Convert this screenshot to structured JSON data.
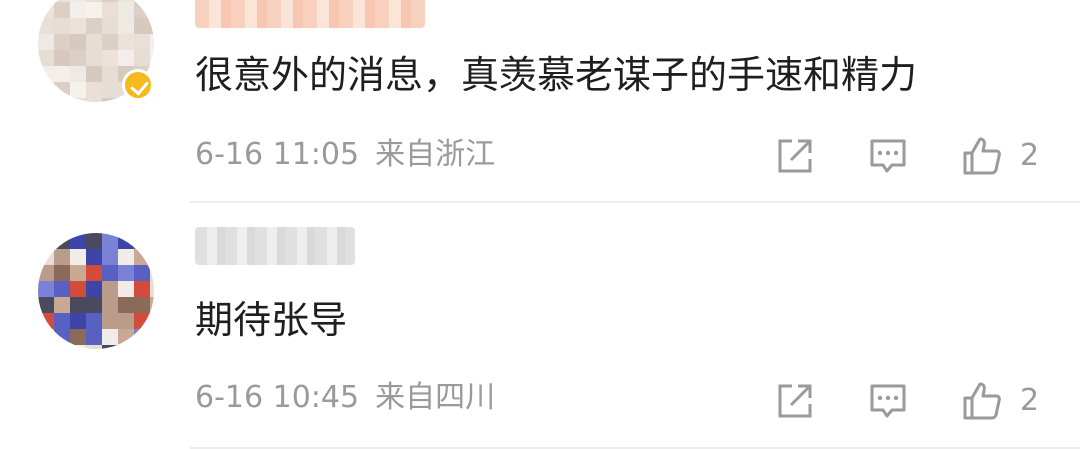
{
  "colors": {
    "text_primary": "#1f1f1f",
    "text_secondary": "#9a9a9a",
    "vip_badge": "#f6b91c",
    "divider": "#ececec"
  },
  "comments": [
    {
      "text": "很意外的消息，真羡慕老谋子的手速和精力",
      "date": "6-16 11:05",
      "location": "来自浙江",
      "likes": "2",
      "avatar_icon": "blurred-avatar",
      "badge_icon": "vip-badge-icon",
      "actions": [
        "share-icon",
        "reply-icon",
        "like-icon"
      ]
    },
    {
      "text": "期待张导",
      "date": "6-16 10:45",
      "location": "来自四川",
      "likes": "2",
      "avatar_icon": "blurred-avatar",
      "actions": [
        "share-icon",
        "reply-icon",
        "like-icon"
      ]
    }
  ]
}
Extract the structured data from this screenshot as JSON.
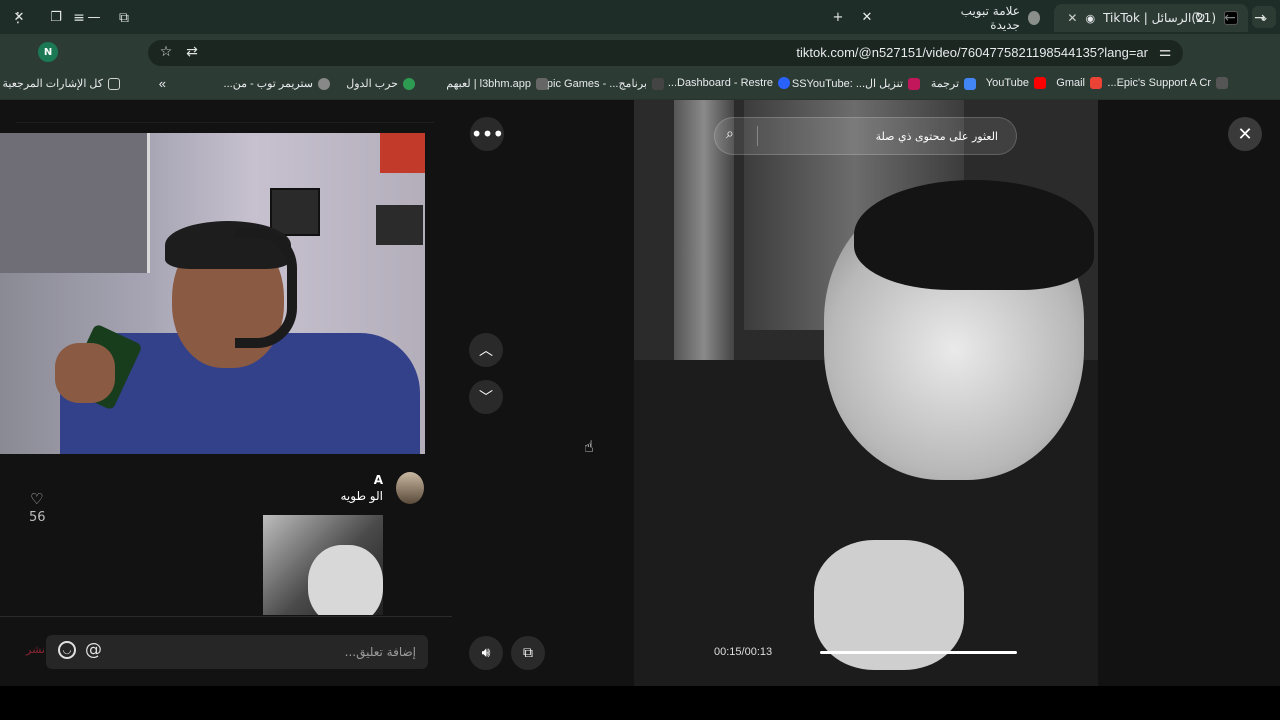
{
  "tabs": [
    {
      "label": "(21)الرسائل | TikTok",
      "active": true
    },
    {
      "label": "علامة تبويب جديدة",
      "active": false
    }
  ],
  "toolbar": {
    "url": "tiktok.com/@n527151/video/7604775821198544135?lang=ar",
    "profile_initial": "N"
  },
  "bookmarks": [
    {
      "label": "Epic's Support A Cr..."
    },
    {
      "label": "Gmail"
    },
    {
      "label": "YouTube"
    },
    {
      "label": "ترجمة"
    },
    {
      "label": "تنزيل ال... :SSYouTube"
    },
    {
      "label": "Dashboard - Restre..."
    },
    {
      "label": "برنامج... - Epic Games"
    },
    {
      "label": "l3bhm.app | لعبهم"
    },
    {
      "label": "حرب الدول"
    },
    {
      "label": "ستريمر توب - من..."
    },
    {
      "label": "كل الإشارات المرجعية"
    }
  ],
  "left": {
    "user_name": "A",
    "caption": "الو طويه",
    "like_count": "56",
    "comment_placeholder": "إضافة تعليق...",
    "post_label": "نشر"
  },
  "player": {
    "search_placeholder": "العثور على محتوى ذي صلة",
    "time": "00:15/00:13",
    "progress": 1.0
  },
  "icons": [
    "more-icon",
    "chevron-up-icon",
    "chevron-down-icon",
    "volume-icon",
    "pip-icon",
    "close-icon",
    "search-icon",
    "heart-icon",
    "emoji-icon",
    "mention-icon"
  ]
}
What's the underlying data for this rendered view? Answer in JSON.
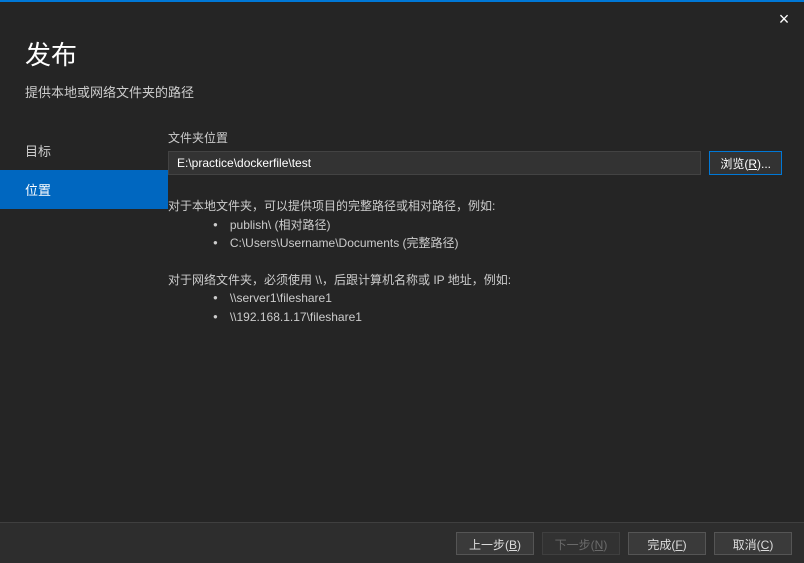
{
  "close": "×",
  "title": "发布",
  "subtitle": "提供本地或网络文件夹的路径",
  "sidebar": {
    "items": [
      {
        "label": "目标"
      },
      {
        "label": "位置"
      }
    ]
  },
  "main": {
    "folderLabel": "文件夹位置",
    "pathValue": "E:\\practice\\dockerfile\\test",
    "browseLabel": "浏览(R)...",
    "help": {
      "line1": "对于本地文件夹，可以提供项目的完整路径或相对路径，例如:",
      "b1": "publish\\ (相对路径)",
      "b2": "C:\\Users\\Username\\Documents (完整路径)",
      "line2": "对于网络文件夹，必须使用 \\\\，后跟计算机名称或 IP 地址，例如:",
      "b3": "\\\\server1\\fileshare1",
      "b4": "\\\\192.168.1.17\\fileshare1"
    }
  },
  "footer": {
    "prev": "上一步(B)",
    "next": "下一步(N)",
    "finish": "完成(F)",
    "cancel": "取消(C)"
  }
}
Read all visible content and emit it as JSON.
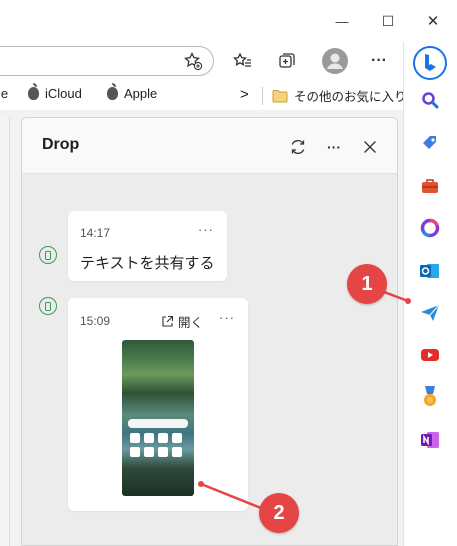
{
  "window": {
    "minimize_glyph": "—",
    "maximize_glyph": "☐",
    "close_glyph": "✕"
  },
  "toolbar": {
    "more_label": "···"
  },
  "bookmarks": {
    "items": [
      {
        "label": "le"
      },
      {
        "label": "iCloud"
      },
      {
        "label": "Apple"
      }
    ],
    "overflow_glyph": ">",
    "folder_label": "その他のお気に入り"
  },
  "drop": {
    "title": "Drop",
    "more_label": "···",
    "messages": [
      {
        "time": "14:17",
        "more": "···",
        "text": "テキストを共有する"
      },
      {
        "time": "15:09",
        "more": "···",
        "open_label": "開く"
      }
    ]
  },
  "annotations": [
    {
      "number": "1"
    },
    {
      "number": "2"
    }
  ],
  "colors": {
    "accent_red": "#e64545",
    "device_green": "#3a9a5a",
    "bing_blue": "#1a73e8"
  },
  "icons": {
    "sidebar": [
      "bing-icon",
      "search-icon",
      "tag-icon",
      "toolbox-icon",
      "office-icon",
      "outlook-icon",
      "drop-icon",
      "youtube-icon",
      "games-icon",
      "onenote-icon"
    ]
  }
}
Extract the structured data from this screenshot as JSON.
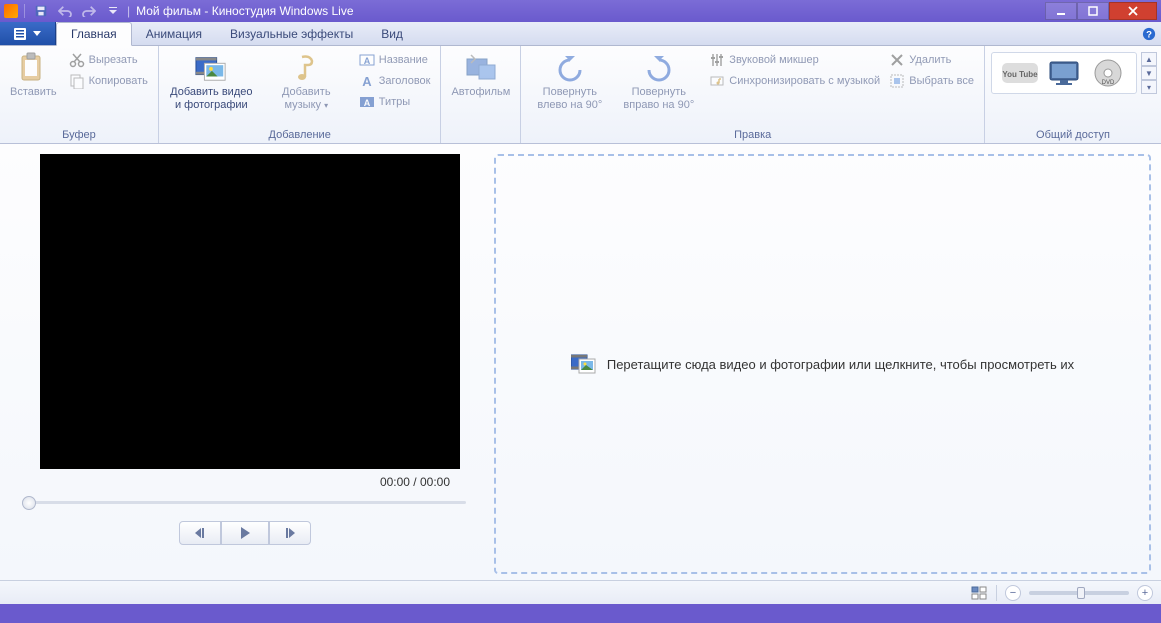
{
  "title": "Мой фильм - Киностудия Windows Live",
  "tabs": {
    "home": "Главная",
    "animation": "Анимация",
    "effects": "Визуальные эффекты",
    "view": "Вид"
  },
  "groups": {
    "clipboard": {
      "label": "Буфер",
      "paste": "Вставить",
      "cut": "Вырезать",
      "copy": "Копировать"
    },
    "add": {
      "label": "Добавление",
      "add_media": "Добавить видео и фотографии",
      "add_music": "Добавить музыку",
      "title": "Название",
      "caption": "Заголовок",
      "credits": "Титры"
    },
    "automovie": {
      "label": "Автофильм"
    },
    "edit": {
      "label": "Правка",
      "rotate_left": "Повернуть влево на 90°",
      "rotate_right": "Повернуть вправо на 90°",
      "audio_mixer": "Звуковой микшер",
      "sync_music": "Синхронизировать с музыкой",
      "delete": "Удалить",
      "select_all": "Выбрать все"
    },
    "share": {
      "label": "Общий доступ"
    }
  },
  "preview": {
    "time": "00:00 / 00:00"
  },
  "timeline": {
    "drop_hint": "Перетащите сюда видео и фотографии или щелкните, чтобы просмотреть их"
  }
}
-*-*-
• EXERCISE DETAILS: Quote the material in full and exactly; do not carry over its pictures.

• SOLUTION FOR THIS EXERCISE:
Convert this screenshot to structured JSON data.
{
  "colors": {
    "text_primary": "#1f1f1f",
    "text_secondary": "#9a9a9a",
    "vip_badge": "#f6b91c",
    "divider": "#ececec"
  },
  "comments": [
    {
      "text": "很意外的消息，真羡慕老谋子的手速和精力",
      "date": "6-16 11:05",
      "location": "来自浙江",
      "likes": "2",
      "avatar_icon": "blurred-avatar",
      "badge_icon": "vip-badge-icon",
      "actions": [
        "share-icon",
        "reply-icon",
        "like-icon"
      ]
    },
    {
      "text": "期待张导",
      "date": "6-16 10:45",
      "location": "来自四川",
      "likes": "2",
      "avatar_icon": "blurred-avatar",
      "actions": [
        "share-icon",
        "reply-icon",
        "like-icon"
      ]
    }
  ]
}
Extract the structured data from this screenshot as JSON.
{
  "tabs": [
    {
      "label": "(21)الرسائل | TikTok",
      "active": true
    },
    {
      "label": "علامة تبويب جديدة",
      "active": false
    }
  ],
  "toolbar": {
    "url": "tiktok.com/@n527151/video/7604775821198544135?lang=ar",
    "profile_initial": "N"
  },
  "bookmarks": [
    {
      "label": "Epic's Support A Cr..."
    },
    {
      "label": "Gmail"
    },
    {
      "label": "YouTube"
    },
    {
      "label": "ترجمة"
    },
    {
      "label": "تنزيل ال... :SSYouTube"
    },
    {
      "label": "Dashboard - Restre..."
    },
    {
      "label": "برنامج... - Epic Games"
    },
    {
      "label": "l3bhm.app | لعبهم"
    },
    {
      "label": "حرب الدول"
    },
    {
      "label": "ستريمر توب - من..."
    },
    {
      "label": "كل الإشارات المرجعية"
    }
  ],
  "left": {
    "user_name": "A",
    "caption": "الو طويه",
    "like_count": "56",
    "comment_placeholder": "إضافة تعليق...",
    "post_label": "نشر"
  },
  "player": {
    "search_placeholder": "العثور على محتوى ذي صلة",
    "time": "00:15/00:13",
    "progress": 1.0
  },
  "icons": [
    "more-icon",
    "chevron-up-icon",
    "chevron-down-icon",
    "volume-icon",
    "pip-icon",
    "close-icon",
    "search-icon",
    "heart-icon",
    "emoji-icon",
    "mention-icon"
  ]
}
What's the underlying data for this rendered view? Answer in JSON.
{
  "close": "×",
  "title": "发布",
  "subtitle": "提供本地或网络文件夹的路径",
  "sidebar": {
    "items": [
      {
        "label": "目标"
      },
      {
        "label": "位置"
      }
    ]
  },
  "main": {
    "folderLabel": "文件夹位置",
    "pathValue": "E:\\practice\\dockerfile\\test",
    "browseLabel": "浏览(R)...",
    "help": {
      "line1": "对于本地文件夹，可以提供项目的完整路径或相对路径，例如:",
      "b1": "publish\\ (相对路径)",
      "b2": "C:\\Users\\Username\\Documents (完整路径)",
      "line2": "对于网络文件夹，必须使用 \\\\，后跟计算机名称或 IP 地址，例如:",
      "b3": "\\\\server1\\fileshare1",
      "b4": "\\\\192.168.1.17\\fileshare1"
    }
  },
  "footer": {
    "prev": "上一步(B)",
    "next": "下一步(N)",
    "finish": "完成(F)",
    "cancel": "取消(C)"
  }
}
Read all visible content and emit it as JSON.
{
  "window": {
    "minimize_glyph": "—",
    "maximize_glyph": "☐",
    "close_glyph": "✕"
  },
  "toolbar": {
    "more_label": "···"
  },
  "bookmarks": {
    "items": [
      {
        "label": "le"
      },
      {
        "label": "iCloud"
      },
      {
        "label": "Apple"
      }
    ],
    "overflow_glyph": ">",
    "folder_label": "その他のお気に入り"
  },
  "drop": {
    "title": "Drop",
    "more_label": "···",
    "messages": [
      {
        "time": "14:17",
        "more": "···",
        "text": "テキストを共有する"
      },
      {
        "time": "15:09",
        "more": "···",
        "open_label": "開く"
      }
    ]
  },
  "annotations": [
    {
      "number": "1"
    },
    {
      "number": "2"
    }
  ],
  "colors": {
    "accent_red": "#e64545",
    "device_green": "#3a9a5a",
    "bing_blue": "#1a73e8"
  },
  "icons": {
    "sidebar": [
      "bing-icon",
      "search-icon",
      "tag-icon",
      "toolbox-icon",
      "office-icon",
      "outlook-icon",
      "drop-icon",
      "youtube-icon",
      "games-icon",
      "onenote-icon"
    ]
  }
}
Extract the structured data from this screenshot as JSON.
{
  "title": "Мой фильм - Киностудия Windows Live",
  "tabs": {
    "home": "Главная",
    "animation": "Анимация",
    "effects": "Визуальные эффекты",
    "view": "Вид"
  },
  "groups": {
    "clipboard": {
      "label": "Буфер",
      "paste": "Вставить",
      "cut": "Вырезать",
      "copy": "Копировать"
    },
    "add": {
      "label": "Добавление",
      "add_media": "Добавить видео и фотографии",
      "add_music": "Добавить музыку",
      "title": "Название",
      "caption": "Заголовок",
      "credits": "Титры"
    },
    "automovie": {
      "label": "Автофильм"
    },
    "edit": {
      "label": "Правка",
      "rotate_left": "Повернуть влево на 90°",
      "rotate_right": "Повернуть вправо на 90°",
      "audio_mixer": "Звуковой микшер",
      "sync_music": "Синхронизировать с музыкой",
      "delete": "Удалить",
      "select_all": "Выбрать все"
    },
    "share": {
      "label": "Общий доступ"
    }
  },
  "preview": {
    "time": "00:00 / 00:00"
  },
  "timeline": {
    "drop_hint": "Перетащите сюда видео и фотографии или щелкните, чтобы просмотреть их"
  }
}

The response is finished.